- WHAT THE TASK REQUIRES: Take the lines of the records beginning at the line that has "Give me the" and stopping after the line that has "287, 496, 337]". Render them as a JSON list of strings, one string per line, with blank lines left out.

- DATA SUPPLIED:
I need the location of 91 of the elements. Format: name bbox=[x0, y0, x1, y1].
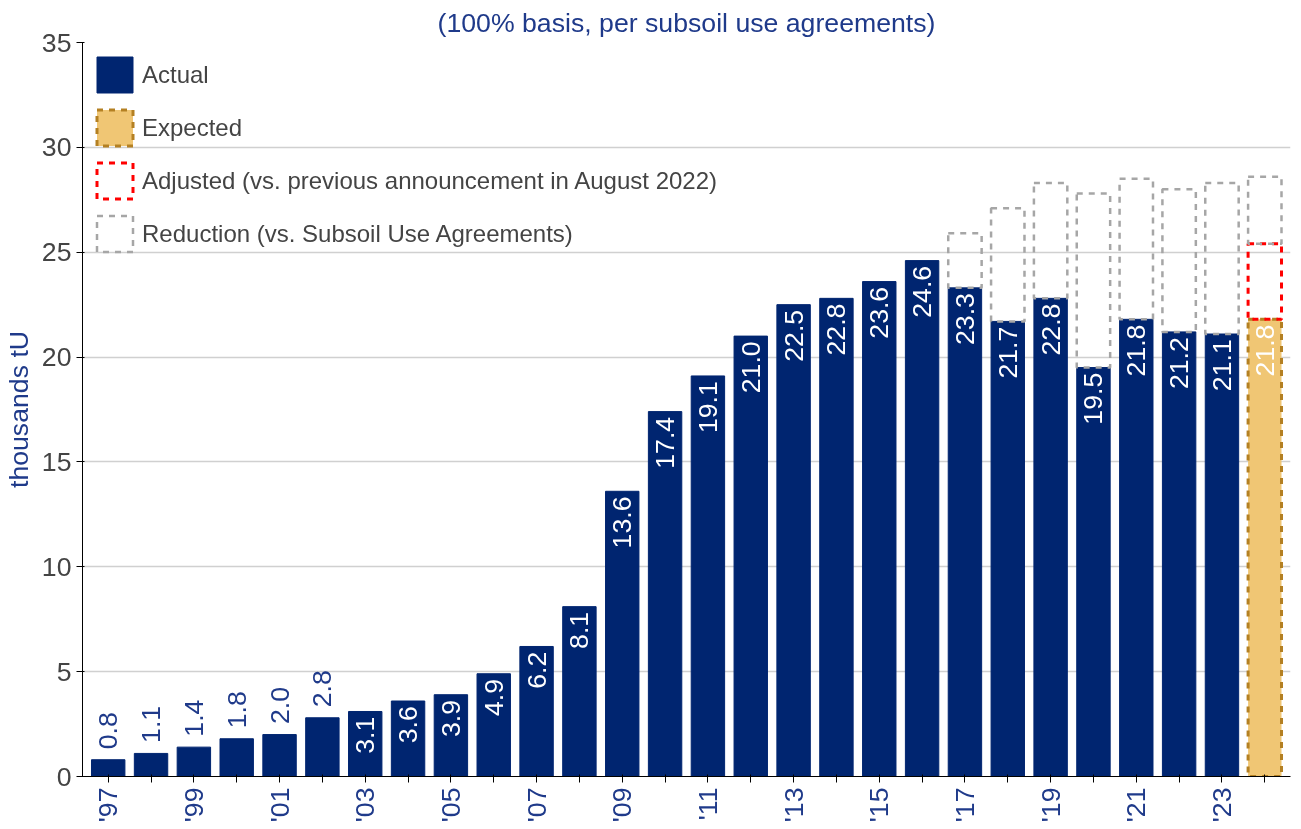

---

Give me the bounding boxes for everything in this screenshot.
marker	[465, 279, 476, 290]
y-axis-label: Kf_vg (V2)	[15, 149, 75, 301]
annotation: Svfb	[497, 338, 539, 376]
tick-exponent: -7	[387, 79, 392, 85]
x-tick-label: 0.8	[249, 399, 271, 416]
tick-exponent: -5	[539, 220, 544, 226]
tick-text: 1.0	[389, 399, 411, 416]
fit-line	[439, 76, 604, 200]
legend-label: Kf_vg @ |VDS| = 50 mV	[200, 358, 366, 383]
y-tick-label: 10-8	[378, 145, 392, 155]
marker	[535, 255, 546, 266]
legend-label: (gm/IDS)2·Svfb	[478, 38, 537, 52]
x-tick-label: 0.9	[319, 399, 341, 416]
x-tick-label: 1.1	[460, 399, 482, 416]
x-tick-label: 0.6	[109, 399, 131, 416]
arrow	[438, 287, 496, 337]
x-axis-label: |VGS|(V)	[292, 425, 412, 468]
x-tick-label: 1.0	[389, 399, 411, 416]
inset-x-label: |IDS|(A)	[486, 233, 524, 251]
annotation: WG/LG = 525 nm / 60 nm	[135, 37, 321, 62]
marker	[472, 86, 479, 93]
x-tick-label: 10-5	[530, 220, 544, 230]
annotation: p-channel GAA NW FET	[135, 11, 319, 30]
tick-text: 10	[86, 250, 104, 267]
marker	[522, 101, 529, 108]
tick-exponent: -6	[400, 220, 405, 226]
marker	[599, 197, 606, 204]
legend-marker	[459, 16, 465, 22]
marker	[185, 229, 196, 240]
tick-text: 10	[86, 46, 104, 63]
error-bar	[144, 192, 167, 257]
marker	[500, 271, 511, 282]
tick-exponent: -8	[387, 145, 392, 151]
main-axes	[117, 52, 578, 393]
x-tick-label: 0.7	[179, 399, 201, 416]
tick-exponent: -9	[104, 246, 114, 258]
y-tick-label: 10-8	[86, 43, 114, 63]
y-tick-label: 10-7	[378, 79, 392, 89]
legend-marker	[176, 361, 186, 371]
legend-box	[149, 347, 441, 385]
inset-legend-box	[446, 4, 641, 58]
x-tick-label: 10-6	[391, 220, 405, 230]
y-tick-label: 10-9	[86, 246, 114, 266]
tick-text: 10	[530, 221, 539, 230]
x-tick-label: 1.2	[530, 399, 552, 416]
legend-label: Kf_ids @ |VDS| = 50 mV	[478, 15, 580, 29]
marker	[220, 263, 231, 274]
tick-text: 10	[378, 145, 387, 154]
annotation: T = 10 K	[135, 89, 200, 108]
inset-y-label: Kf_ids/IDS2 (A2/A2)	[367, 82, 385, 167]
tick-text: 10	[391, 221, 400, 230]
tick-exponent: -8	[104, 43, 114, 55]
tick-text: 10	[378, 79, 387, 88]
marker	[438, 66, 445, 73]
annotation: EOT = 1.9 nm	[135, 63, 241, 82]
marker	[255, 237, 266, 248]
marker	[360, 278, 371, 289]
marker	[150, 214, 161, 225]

- THE SOLUTION:
[
  "Give me the bounding boxes for everything in this screenshot.",
  "marker\t[465, 279, 476, 290]",
  "y-axis-label: Kf_vg (V2)\t[15, 149, 75, 301]",
  "annotation: Svfb\t[497, 338, 539, 376]",
  "tick-exponent: -7\t[387, 79, 392, 85]",
  "x-tick-label: 0.8\t[249, 399, 271, 416]",
  "tick-exponent: -5\t[539, 220, 544, 226]",
  "tick-text: 1.0\t[389, 399, 411, 416]",
  "fit-line\t[439, 76, 604, 200]",
  "legend-label: Kf_vg @ |VDS| = 50 mV\t[200, 358, 366, 383]",
  "y-tick-label: 10-8\t[378, 145, 392, 155]",
  "marker\t[535, 255, 546, 266]",
  "legend-label: (gm/IDS)2·Svfb\t[478, 38, 537, 52]",
  "x-tick-label: 0.9\t[319, 399, 341, 416]",
  "x-tick-label: 1.1\t[460, 399, 482, 416]",
  "x-tick-label: 0.6\t[109, 399, 131, 416]",
  "arrow\t[438, 287, 496, 337]"
]